# EXERCISE
Check each line for the word "вогулъ" and report how many have it. Give nothing else.

(Dataset entries)
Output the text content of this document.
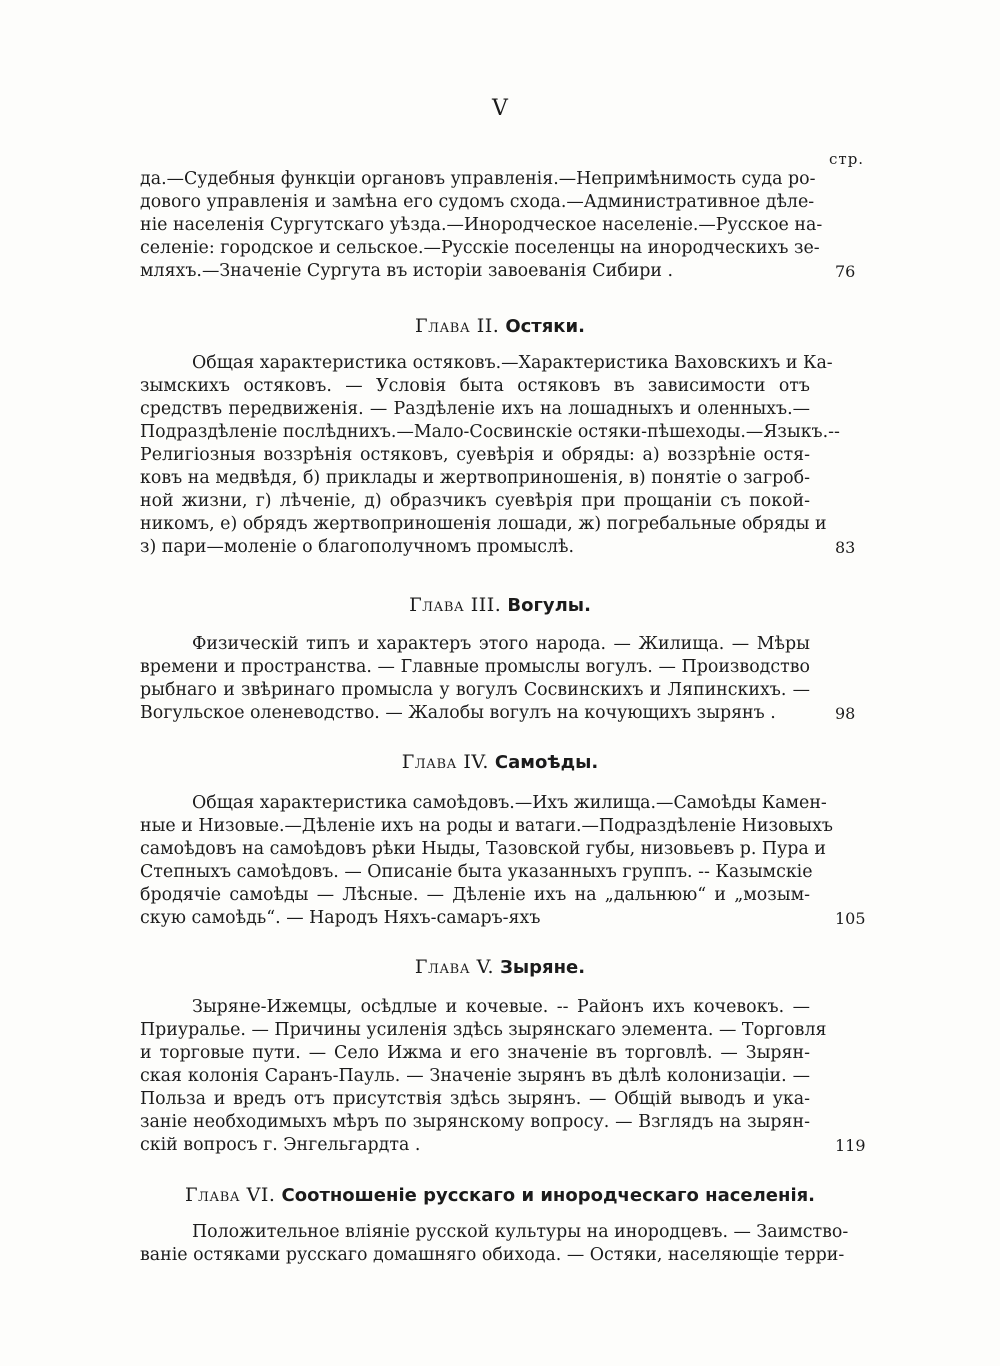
V
стр.
да.—Судебныя функціи органовъ управленія.—Непримѣнимость суда ро-
дового управленія и замѣна его судомъ схода.—Административное дѣле-
ніе населенія Сургутскаго уѣзда.—Инородческое населеніе.—Русское на-
селеніе: городское и сельское.—Русскіе поселенцы на инородческихъ зе-
мляхъ.—Значеніе Сургута въ исторіи завоеванія Сибири .	76
Глава II. Остяки.
Общая характеристика остяковъ.—Характеристика Ваховскихъ и Ка-
зымскихъ остяковъ. — Условія быта остяковъ въ зависимости отъ
средствъ передвиженія. — Раздѣленіе ихъ на лошадныхъ и оленныхъ.—
Подраздѣленіе послѣднихъ.—Мало-Сосвинскіе остяки-пѣшеходы.—Языкъ.--
Религіозныя воззрѣнія остяковъ, суевѣрія и обряды: а) воззрѣніе остя-
ковъ на медвѣдя, б) приклады и жертвоприношенія, в) понятіе о загроб-
ной жизни, г) лѣченіе, д) образчикъ суевѣрія при прощаніи съ покой-
никомъ, е) обрядъ жертвоприношенія лошади, ж) погребальные обряды и
з) пари—моленіе о благополучномъ промыслѣ.	83
Глава III. Вогулы.
Физическій типъ и характеръ этого народа. — Жилища. — Мѣры
времени и пространства. — Главные промыслы вогулъ. — Производство
рыбнаго и звѣринаго промысла у вогулъ Сосвинскихъ и Ляпинскихъ. —
Вогульское оленеводство. — Жалобы вогулъ на кочующихъ зырянъ .	98
Глава IV. Самоѣды.
Общая характеристика самоѣдовъ.—Ихъ жилища.—Самоѣды Камен-
ные и Низовые.—Дѣленіе ихъ на роды и ватаги.—Подраздѣленіе Низовыхъ
самоѣдовъ на самоѣдовъ рѣки Ныды, Тазовской губы, низовьевъ р. Пура и
Степныхъ самоѣдовъ. — Описаніе быта указанныхъ группъ. -- Казымскіе
бродячіе самоѣды — Лѣсные. — Дѣленіе ихъ на „дальнюю“ и „мозым-
скую самоѣдь“. — Народъ Няхъ-самаръ-яхъ	105
Глава V. Зыряне.
Зыряне-Ижемцы, осѣдлые и кочевые. -- Районъ ихъ кочевокъ. —
Приуралье. — Причины усиленія здѣсь зырянскаго элемента. — Торговля
и торговые пути. — Село Ижма и его значеніе въ торговлѣ. — Зырян-
ская колонія Саранъ-Пауль. — Значеніе зырянъ въ дѣлѣ колонизаціи. —
Польза и вредъ отъ присутствія здѣсь зырянъ. — Общій выводъ и ука-
заніе необходимыхъ мѣръ по зырянскому вопросу. — Взглядъ на зырян-
скій вопросъ г. Энгельгардта .	119
Глава VI. Соотношеніе русскаго и инородческаго населенія.
Положительное вліяніе русской культуры на инородцевъ. — Заимство-
ваніе остяками русскаго домашняго обихода. — Остяки, населяющіе терри-
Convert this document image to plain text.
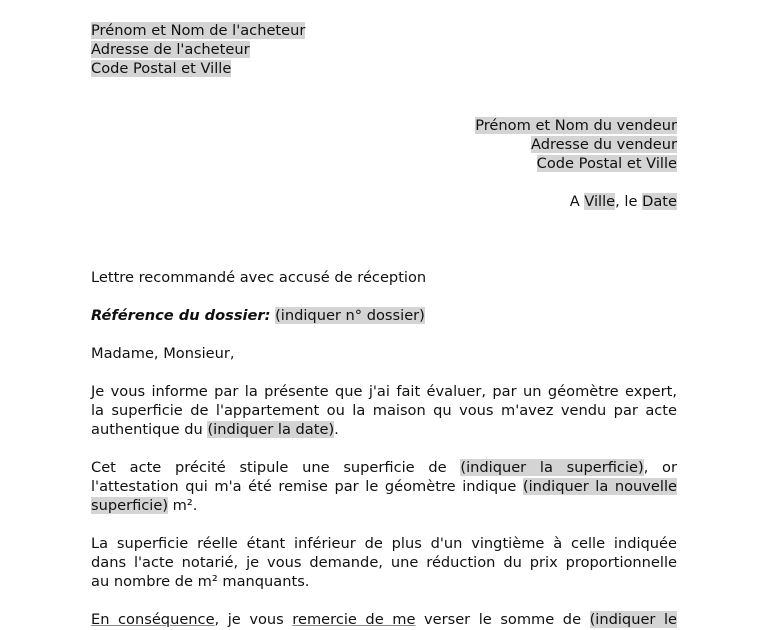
Prénom et Nom de l'acheteur
Adresse de l'acheteur
Code Postal et Ville
Prénom et Nom du vendeur
Adresse du vendeur
Code Postal et Ville
A Ville, le Date
Lettre recommandé avec accusé de réception
Référence du dossier: (indiquer n° dossier)
Madame, Monsieur,
Je vous informe par la présente que j'ai fait évaluer, par un géomètre expert,
la superficie de l'appartement ou la maison qu vous m'avez vendu par acte
authentique du (indiquer la date).
Cet acte précité stipule une superficie de (indiquer la superficie), or
l'attestation qui m'a été remise par le géomètre indique (indiquer la nouvelle
superficie) m².
La superficie réelle étant inférieur de plus d'un vingtième à celle indiquée
dans l'acte notarié, je vous demande, une réduction du prix proportionnelle
au nombre de m² manquants.
En conséquence, je vous remercie de me verser le somme de (indiquer le
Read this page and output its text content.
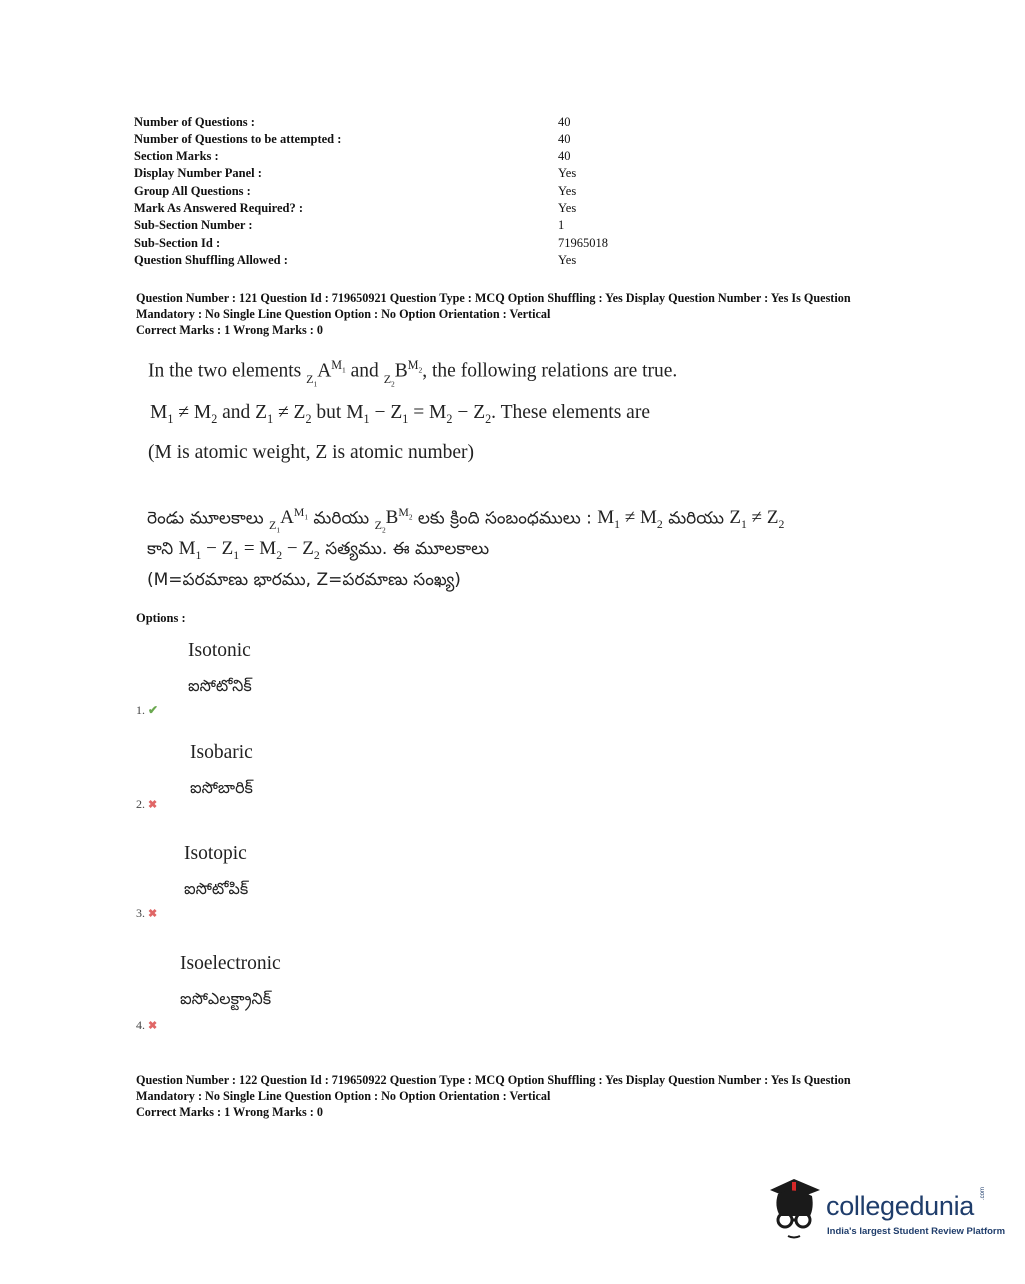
Number of Questions :	40
Number of Questions to be attempted :	40
Section Marks :	40
Display Number Panel :	Yes
Group All Questions :	Yes
Mark As Answered Required? :	Yes
Sub-Section Number :	1
Sub-Section Id :	71965018
Question Shuffling Allowed :	Yes
Question Number : 121 Question Id : 719650921 Question Type : MCQ Option Shuffling : Yes Display Question Number : Yes Is Question
Mandatory : No Single Line Question Option : No Option Orientation : Vertical
Correct Marks : 1 Wrong Marks : 0
In the two elements $_{Z_1}A^{M_1}$ and $_{Z_2}B^{M_2}$, the following relations are true.
$M_1 \ne M_2$ and $Z_1 \ne Z_2$ but $M_1 - Z_1 = M_2 - Z_2$. These elements are
(M is atomic weight, Z is atomic number)
రెండు మూలకాలు $_{Z_1}A^{M_1}$ మరియు $_{Z_2}B^{M_2}$ లకు క్రింది సంబంధములు : $M_1 \ne M_2$ మరియు $Z_1 \ne Z_2$
కాని $M_1 - Z_1 = M_2 - Z_2$ సత్యము. ఈ మూలకాలు
(M=పరమాణు భారము, Z=పరమాణు సంఖ్య)
Options :
Isotonic
ఐసోటోనిక్
1. ✔
Isobaric
ఐసోబారిక్
2. ✖
Isotopic
ఐసోటోపిక్
3. ✖
Isoelectronic
ఐసోఎలక్ట్రానిక్
4. ✖
Question Number : 122 Question Id : 719650922 Question Type : MCQ Option Shuffling : Yes Display Question Number : Yes Is Question
Mandatory : No Single Line Question Option : No Option Orientation : Vertical
Correct Marks : 1 Wrong Marks : 0
collegedunia .com
India's largest Student Review Platform
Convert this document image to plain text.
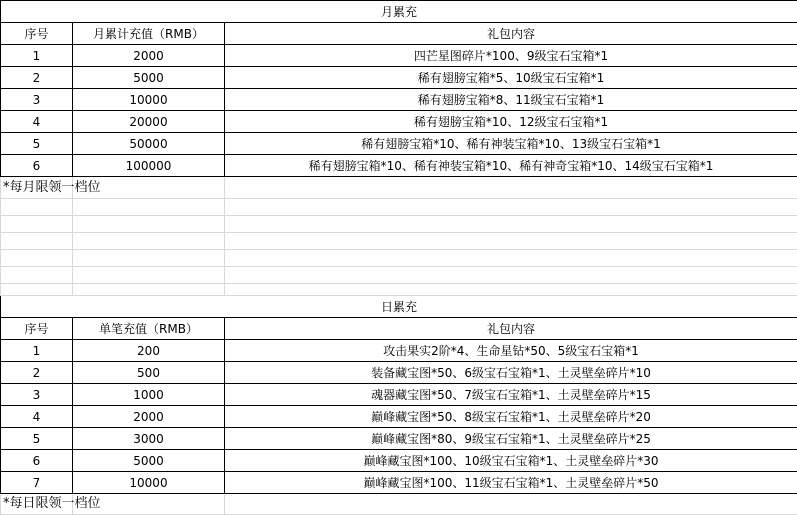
月累充		
序号	月累计充值（RMB）	礼包内容
1	2000	四芒星图碎片*100、9级宝石宝箱*1
2	5000	稀有翅膀宝箱*5、10级宝石宝箱*1
3	10000	稀有翅膀宝箱*8、11级宝石宝箱*1
4	20000	稀有翅膀宝箱*10、12级宝石宝箱*1
5	50000	稀有翅膀宝箱*10、稀有神装宝箱*10、13级宝石宝箱*1
6	100000	稀有翅膀宝箱*10、稀有神装宝箱*10、稀有神奇宝箱*10、14级宝石宝箱*1
*每月限领一档位		

日累充		
序号	单笔充值（RMB）	礼包内容
1	200	攻击果实2阶*4、生命星钻*50、5级宝石宝箱*1
2	500	装备藏宝图*50、6级宝石宝箱*1、土灵壁垒碎片*10
3	1000	魂器藏宝图*50、7级宝石宝箱*1、土灵壁垒碎片*15
4	2000	巅峰藏宝图*50、8级宝石宝箱*1、土灵壁垒碎片*20
5	3000	巅峰藏宝图*80、9级宝石宝箱*1、土灵壁垒碎片*25
6	5000	巅峰藏宝图*100、10级宝石宝箱*1、土灵壁垒碎片*30
7	10000	巅峰藏宝图*100、11级宝石宝箱*1、土灵壁垒碎片*50
*每日限领一档位		
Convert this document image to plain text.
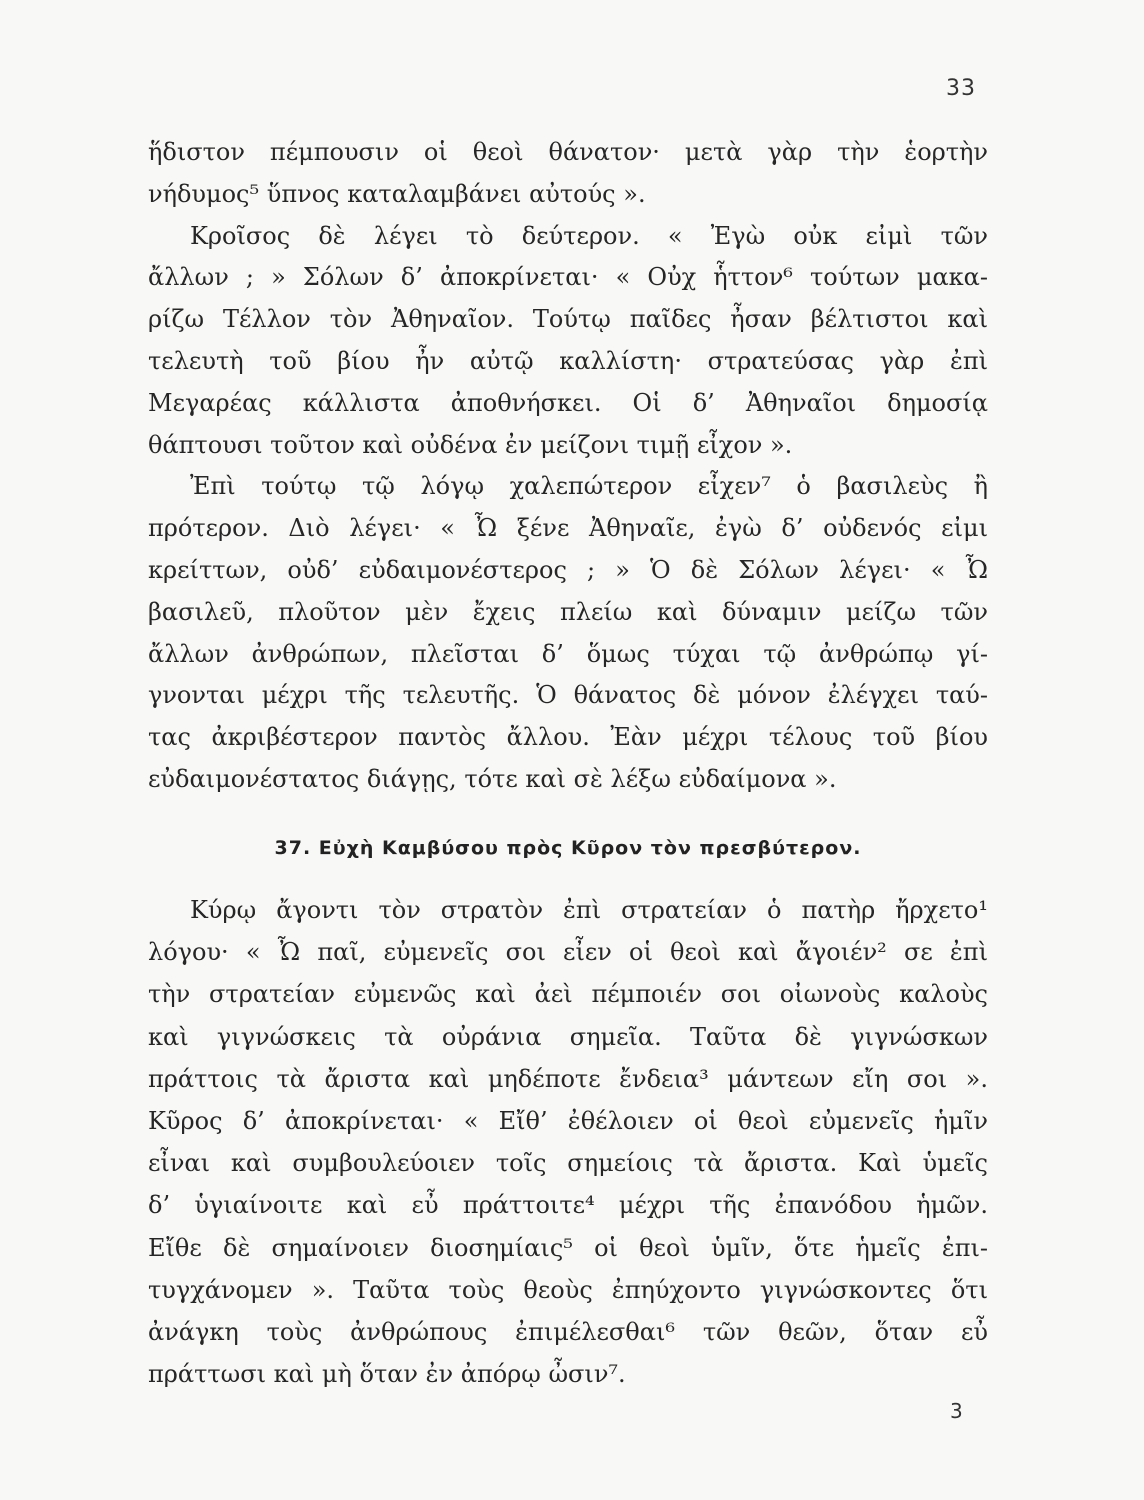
33
ἥδιστον πέμπουσιν οἱ θεοὶ θάνατον· μετὰ γὰρ τὴν ἑορτὴν
νήδυμος⁵ ὕπνος καταλαμβάνει αὐτούς ».
Κροῖσος δὲ λέγει τὸ δεύτερον. « Ἐγὼ οὐκ εἰμὶ τῶν
ἄλλων ; » Σόλων δ’ ἀποκρίνεται· « Οὐχ ἧττον⁶ τούτων μακα-
ρίζω Τέλλον τὸν Ἀθηναῖον. Τούτῳ παῖδες ἦσαν βέλτιστοι καὶ
τελευτὴ τοῦ βίου ἦν αὐτῷ καλλίστη· στρατεύσας γὰρ ἐπὶ
Μεγαρέας κάλλιστα ἀποθνήσκει. Οἱ δ’ Ἀθηναῖοι δημοσίᾳ
θάπτουσι τοῦτον καὶ οὐδένα ἐν μείζονι τιμῇ εἶχον ».
Ἐπὶ τούτῳ τῷ λόγῳ χαλεπώτερον εἶχεν⁷ ὁ βασιλεὺς ἢ
πρότερον. Διὸ λέγει· « Ὦ ξένε Ἀθηναῖε, ἐγὼ δ’ οὐδενός εἰμι
κρείττων, οὐδ’ εὐδαιμονέστερος ; » Ὁ δὲ Σόλων λέγει· « Ὦ
βασιλεῦ, πλοῦτον μὲν ἔχεις πλείω καὶ δύναμιν μείζω τῶν
ἄλλων ἀνθρώπων, πλεῖσται δ’ ὅμως τύχαι τῷ ἀνθρώπῳ γί-
γνονται μέχρι τῆς τελευτῆς. Ὁ θάνατος δὲ μόνον ἐλέγχει ταύ-
τας ἀκριβέστερον παντὸς ἄλλου. Ἐὰν μέχρι τέλους τοῦ βίου
εὐδαιμονέστατος διάγῃς, τότε καὶ σὲ λέξω εὐδαίμονα ».
37. Εὐχὴ Καμβύσου πρὸς Κῦρον τὸν πρεσβύτερον.
Κύρῳ ἄγοντι τὸν στρατὸν ἐπὶ στρατείαν ὁ πατὴρ ἤρχετο¹
λόγου· « Ὦ παῖ, εὐμενεῖς σοι εἶεν οἱ θεοὶ καὶ ἄγοιέν² σε ἐπὶ
τὴν στρατείαν εὐμενῶς καὶ ἀεὶ πέμποιέν σοι οἰωνοὺς καλοὺς
καὶ γιγνώσκεις τὰ οὐράνια σημεῖα. Ταῦτα δὲ γιγνώσκων
πράττοις τὰ ἄριστα καὶ μηδέποτε ἔνδεια³ μάντεων εἴη σοι ».
Κῦρος δ’ ἀποκρίνεται· « Εἴθ’ ἐθέλοιεν οἱ θεοὶ εὐμενεῖς ἡμῖν
εἶναι καὶ συμβουλεύοιεν τοῖς σημείοις τὰ ἄριστα. Καὶ ὑμεῖς
δ’ ὑγιαίνοιτε καὶ εὖ πράττοιτε⁴ μέχρι τῆς ἐπανόδου ἡμῶν.
Εἴθε δὲ σημαίνοιεν διοσημίαις⁵ οἱ θεοὶ ὑμῖν, ὅτε ἡμεῖς ἐπι-
τυγχάνομεν ». Ταῦτα τοὺς θεοὺς ἐπηύχοντο γιγνώσκοντες ὅτι
ἀνάγκη τοὺς ἀνθρώπους ἐπιμέλεσθαι⁶ τῶν θεῶν, ὅταν εὖ
πράττωσι καὶ μὴ ὅταν ἐν ἀπόρῳ ὦσιν⁷.
3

# TASK ANSWER
3